--- START OF RECORD SET ---

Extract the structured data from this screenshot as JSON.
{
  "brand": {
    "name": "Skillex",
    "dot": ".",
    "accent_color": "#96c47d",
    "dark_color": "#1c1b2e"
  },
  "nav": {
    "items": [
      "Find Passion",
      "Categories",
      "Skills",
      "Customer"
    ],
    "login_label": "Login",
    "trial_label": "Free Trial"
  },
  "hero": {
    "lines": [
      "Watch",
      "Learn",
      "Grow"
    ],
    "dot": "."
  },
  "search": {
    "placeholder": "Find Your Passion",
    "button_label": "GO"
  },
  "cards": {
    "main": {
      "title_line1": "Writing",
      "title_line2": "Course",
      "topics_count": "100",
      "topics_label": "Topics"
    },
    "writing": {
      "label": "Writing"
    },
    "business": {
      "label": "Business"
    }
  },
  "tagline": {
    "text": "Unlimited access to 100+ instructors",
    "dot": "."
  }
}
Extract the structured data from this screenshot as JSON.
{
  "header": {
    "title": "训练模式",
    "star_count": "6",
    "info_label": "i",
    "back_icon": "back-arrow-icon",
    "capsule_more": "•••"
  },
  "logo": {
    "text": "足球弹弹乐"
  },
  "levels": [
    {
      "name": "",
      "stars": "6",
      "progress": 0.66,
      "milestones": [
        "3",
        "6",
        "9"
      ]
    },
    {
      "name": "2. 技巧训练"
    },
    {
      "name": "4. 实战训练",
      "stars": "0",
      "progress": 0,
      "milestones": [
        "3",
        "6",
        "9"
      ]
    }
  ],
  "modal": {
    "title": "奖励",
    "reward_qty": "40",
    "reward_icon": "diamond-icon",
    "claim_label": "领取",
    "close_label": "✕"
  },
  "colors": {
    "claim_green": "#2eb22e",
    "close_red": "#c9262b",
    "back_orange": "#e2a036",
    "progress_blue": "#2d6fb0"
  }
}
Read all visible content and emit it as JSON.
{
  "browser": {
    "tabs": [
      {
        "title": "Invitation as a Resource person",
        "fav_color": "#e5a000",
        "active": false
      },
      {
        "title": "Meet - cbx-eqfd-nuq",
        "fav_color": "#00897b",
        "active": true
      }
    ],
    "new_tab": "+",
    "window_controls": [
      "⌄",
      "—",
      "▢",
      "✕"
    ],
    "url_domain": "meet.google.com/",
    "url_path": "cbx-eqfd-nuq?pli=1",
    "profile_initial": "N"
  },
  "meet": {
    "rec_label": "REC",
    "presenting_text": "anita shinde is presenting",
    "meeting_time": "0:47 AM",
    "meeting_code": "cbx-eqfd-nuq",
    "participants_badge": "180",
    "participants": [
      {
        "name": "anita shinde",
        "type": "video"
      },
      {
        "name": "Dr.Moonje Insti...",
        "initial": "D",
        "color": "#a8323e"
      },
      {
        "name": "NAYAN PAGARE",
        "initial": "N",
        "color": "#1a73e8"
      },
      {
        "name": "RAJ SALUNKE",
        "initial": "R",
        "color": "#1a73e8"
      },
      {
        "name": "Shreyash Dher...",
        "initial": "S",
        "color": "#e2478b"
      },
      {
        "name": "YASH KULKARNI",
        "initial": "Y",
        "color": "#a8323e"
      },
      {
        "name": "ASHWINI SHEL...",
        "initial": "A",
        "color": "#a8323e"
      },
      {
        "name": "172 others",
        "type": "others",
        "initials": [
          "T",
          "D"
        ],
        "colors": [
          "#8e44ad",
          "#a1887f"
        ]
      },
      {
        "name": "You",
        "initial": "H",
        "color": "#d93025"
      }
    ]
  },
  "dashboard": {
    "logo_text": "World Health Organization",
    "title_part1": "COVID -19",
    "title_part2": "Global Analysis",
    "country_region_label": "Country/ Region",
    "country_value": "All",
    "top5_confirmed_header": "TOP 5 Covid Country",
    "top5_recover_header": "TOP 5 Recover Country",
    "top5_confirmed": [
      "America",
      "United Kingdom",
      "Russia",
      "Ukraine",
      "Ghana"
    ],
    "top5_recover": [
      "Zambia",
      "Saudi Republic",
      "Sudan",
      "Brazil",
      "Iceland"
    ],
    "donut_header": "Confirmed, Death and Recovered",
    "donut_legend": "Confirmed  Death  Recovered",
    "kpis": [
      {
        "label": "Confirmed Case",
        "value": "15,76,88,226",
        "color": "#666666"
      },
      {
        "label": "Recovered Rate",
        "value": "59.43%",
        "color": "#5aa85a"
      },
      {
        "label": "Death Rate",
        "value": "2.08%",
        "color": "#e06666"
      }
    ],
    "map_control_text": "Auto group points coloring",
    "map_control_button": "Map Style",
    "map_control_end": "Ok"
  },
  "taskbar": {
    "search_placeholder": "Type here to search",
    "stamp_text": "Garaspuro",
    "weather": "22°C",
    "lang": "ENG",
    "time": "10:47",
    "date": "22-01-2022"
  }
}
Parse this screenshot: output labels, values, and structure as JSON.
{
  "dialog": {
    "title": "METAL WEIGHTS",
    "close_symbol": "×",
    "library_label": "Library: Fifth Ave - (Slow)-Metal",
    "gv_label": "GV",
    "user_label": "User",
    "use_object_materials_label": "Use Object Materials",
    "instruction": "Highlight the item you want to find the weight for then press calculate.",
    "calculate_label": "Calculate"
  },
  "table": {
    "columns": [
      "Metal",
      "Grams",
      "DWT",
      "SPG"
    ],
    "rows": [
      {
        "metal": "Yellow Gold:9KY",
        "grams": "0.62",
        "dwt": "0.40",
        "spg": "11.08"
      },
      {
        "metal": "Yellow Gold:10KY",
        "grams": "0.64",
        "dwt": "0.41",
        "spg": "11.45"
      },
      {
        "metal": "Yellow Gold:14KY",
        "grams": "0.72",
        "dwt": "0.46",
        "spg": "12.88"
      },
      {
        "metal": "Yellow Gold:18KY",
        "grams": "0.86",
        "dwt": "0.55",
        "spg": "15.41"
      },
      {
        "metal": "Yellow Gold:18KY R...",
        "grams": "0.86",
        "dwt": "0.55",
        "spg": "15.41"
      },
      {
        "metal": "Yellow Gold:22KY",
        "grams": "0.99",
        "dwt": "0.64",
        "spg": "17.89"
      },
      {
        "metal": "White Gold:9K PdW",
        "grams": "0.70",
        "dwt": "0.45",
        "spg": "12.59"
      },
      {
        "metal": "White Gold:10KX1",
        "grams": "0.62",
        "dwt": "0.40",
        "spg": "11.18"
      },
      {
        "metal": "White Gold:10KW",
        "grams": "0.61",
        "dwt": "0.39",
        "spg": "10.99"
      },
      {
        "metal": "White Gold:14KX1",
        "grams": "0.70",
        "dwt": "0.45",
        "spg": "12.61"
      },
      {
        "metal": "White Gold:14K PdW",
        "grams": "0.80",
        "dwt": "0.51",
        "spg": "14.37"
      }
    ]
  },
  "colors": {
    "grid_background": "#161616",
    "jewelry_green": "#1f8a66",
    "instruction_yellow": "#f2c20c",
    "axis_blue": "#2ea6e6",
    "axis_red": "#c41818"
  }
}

--- END OF RECORD SET ---

▶ _EXERCISE AIM_: Each record should come back exactly as written.

▶ _FULL ANSWER_:
Extract the structured data from this screenshot as JSON.
{
  "brand": {
    "name": "Skillex",
    "dot": ".",
    "accent_color": "#96c47d",
    "dark_color": "#1c1b2e"
  },
  "nav": {
    "items": [
      "Find Passion",
      "Categories",
      "Skills",
      "Customer"
    ],
    "login_label": "Login",
    "trial_label": "Free Trial"
  },
  "hero": {
    "lines": [
      "Watch",
      "Learn",
      "Grow"
    ],
    "dot": "."
  },
  "search": {
    "placeholder": "Find Your Passion",
    "button_label": "GO"
  },
  "cards": {
    "main": {
      "title_line1": "Writing",
      "title_line2": "Course",
      "topics_count": "100",
      "topics_label": "Topics"
    },
    "writing": {
      "label": "Writing"
    },
    "business": {
      "label": "Business"
    }
  },
  "tagline": {
    "text": "Unlimited access to 100+ instructors",
    "dot": "."
  }
}
Extract the structured data from this screenshot as JSON.
{
  "header": {
    "title": "训练模式",
    "star_count": "6",
    "info_label": "i",
    "back_icon": "back-arrow-icon",
    "capsule_more": "•••"
  },
  "logo": {
    "text": "足球弹弹乐"
  },
  "levels": [
    {
      "name": "",
      "stars": "6",
      "progress": 0.66,
      "milestones": [
        "3",
        "6",
        "9"
      ]
    },
    {
      "name": "2. 技巧训练"
    },
    {
      "name": "4. 实战训练",
      "stars": "0",
      "progress": 0,
      "milestones": [
        "3",
        "6",
        "9"
      ]
    }
  ],
  "modal": {
    "title": "奖励",
    "reward_qty": "40",
    "reward_icon": "diamond-icon",
    "claim_label": "领取",
    "close_label": "✕"
  },
  "colors": {
    "claim_green": "#2eb22e",
    "close_red": "#c9262b",
    "back_orange": "#e2a036",
    "progress_blue": "#2d6fb0"
  }
}
Read all visible content and emit it as JSON.
{
  "browser": {
    "tabs": [
      {
        "title": "Invitation as a Resource person",
        "fav_color": "#e5a000",
        "active": false
      },
      {
        "title": "Meet - cbx-eqfd-nuq",
        "fav_color": "#00897b",
        "active": true
      }
    ],
    "new_tab": "+",
    "window_controls": [
      "⌄",
      "—",
      "▢",
      "✕"
    ],
    "url_domain": "meet.google.com/",
    "url_path": "cbx-eqfd-nuq?pli=1",
    "profile_initial": "N"
  },
  "meet": {
    "rec_label": "REC",
    "presenting_text": "anita shinde is presenting",
    "meeting_time": "0:47 AM",
    "meeting_code": "cbx-eqfd-nuq",
    "participants_badge": "180",
    "participants": [
      {
        "name": "anita shinde",
        "type": "video"
      },
      {
        "name": "Dr.Moonje Insti...",
        "initial": "D",
        "color": "#a8323e"
      },
      {
        "name": "NAYAN PAGARE",
        "initial": "N",
        "color": "#1a73e8"
      },
      {
        "name": "RAJ SALUNKE",
        "initial": "R",
        "color": "#1a73e8"
      },
      {
        "name": "Shreyash Dher...",
        "initial": "S",
        "color": "#e2478b"
      },
      {
        "name": "YASH KULKARNI",
        "initial": "Y",
        "color": "#a8323e"
      },
      {
        "name": "ASHWINI SHEL...",
        "initial": "A",
        "color": "#a8323e"
      },
      {
        "name": "172 others",
        "type": "others",
        "initials": [
          "T",
          "D"
        ],
        "colors": [
          "#8e44ad",
          "#a1887f"
        ]
      },
      {
        "name": "You",
        "initial": "H",
        "color": "#d93025"
      }
    ]
  },
  "dashboard": {
    "logo_text": "World Health Organization",
    "title_part1": "COVID -19",
    "title_part2": "Global Analysis",
    "country_region_label": "Country/ Region",
    "country_value": "All",
    "top5_confirmed_header": "TOP 5 Covid Country",
    "top5_recover_header": "TOP 5 Recover Country",
    "top5_confirmed": [
      "America",
      "United Kingdom",
      "Russia",
      "Ukraine",
      "Ghana"
    ],
    "top5_recover": [
      "Zambia",
      "Saudi Republic",
      "Sudan",
      "Brazil",
      "Iceland"
    ],
    "donut_header": "Confirmed, Death and Recovered",
    "donut_legend": "Confirmed  Death  Recovered",
    "kpis": [
      {
        "label": "Confirmed Case",
        "value": "15,76,88,226",
        "color": "#666666"
      },
      {
        "label": "Recovered Rate",
        "value": "59.43%",
        "color": "#5aa85a"
      },
      {
        "label": "Death Rate",
        "value": "2.08%",
        "color": "#e06666"
      }
    ],
    "map_control_text": "Auto group points coloring",
    "map_control_button": "Map Style",
    "map_control_end": "Ok"
  },
  "taskbar": {
    "search_placeholder": "Type here to search",
    "stamp_text": "Garaspuro",
    "weather": "22°C",
    "lang": "ENG",
    "time": "10:47",
    "date": "22-01-2022"
  }
}
Parse this screenshot: output labels, values, and structure as JSON.
{
  "dialog": {
    "title": "METAL WEIGHTS",
    "close_symbol": "×",
    "library_label": "Library: Fifth Ave - (Slow)-Metal",
    "gv_label": "GV",
    "user_label": "User",
    "use_object_materials_label": "Use Object Materials",
    "instruction": "Highlight the item you want to find the weight for then press calculate.",
    "calculate_label": "Calculate"
  },
  "table": {
    "columns": [
      "Metal",
      "Grams",
      "DWT",
      "SPG"
    ],
    "rows": [
      {
        "metal": "Yellow Gold:9KY",
        "grams": "0.62",
        "dwt": "0.40",
        "spg": "11.08"
      },
      {
        "metal": "Yellow Gold:10KY",
        "grams": "0.64",
        "dwt": "0.41",
        "spg": "11.45"
      },
      {
        "metal": "Yellow Gold:14KY",
        "grams": "0.72",
        "dwt": "0.46",
        "spg": "12.88"
      },
      {
        "metal": "Yellow Gold:18KY",
        "grams": "0.86",
        "dwt": "0.55",
        "spg": "15.41"
      },
      {
        "metal": "Yellow Gold:18KY R...",
        "grams": "0.86",
        "dwt": "0.55",
        "spg": "15.41"
      },
      {
        "metal": "Yellow Gold:22KY",
        "grams": "0.99",
        "dwt": "0.64",
        "spg": "17.89"
      },
      {
        "metal": "White Gold:9K PdW",
        "grams": "0.70",
        "dwt": "0.45",
        "spg": "12.59"
      },
      {
        "metal": "White Gold:10KX1",
        "grams": "0.62",
        "dwt": "0.40",
        "spg": "11.18"
      },
      {
        "metal": "White Gold:10KW",
        "grams": "0.61",
        "dwt": "0.39",
        "spg": "10.99"
      },
      {
        "metal": "White Gold:14KX1",
        "grams": "0.70",
        "dwt": "0.45",
        "spg": "12.61"
      },
      {
        "metal": "White Gold:14K PdW",
        "grams": "0.80",
        "dwt": "0.51",
        "spg": "14.37"
      }
    ]
  },
  "colors": {
    "grid_background": "#161616",
    "jewelry_green": "#1f8a66",
    "instruction_yellow": "#f2c20c",
    "axis_blue": "#2ea6e6",
    "axis_red": "#c41818"
  }
}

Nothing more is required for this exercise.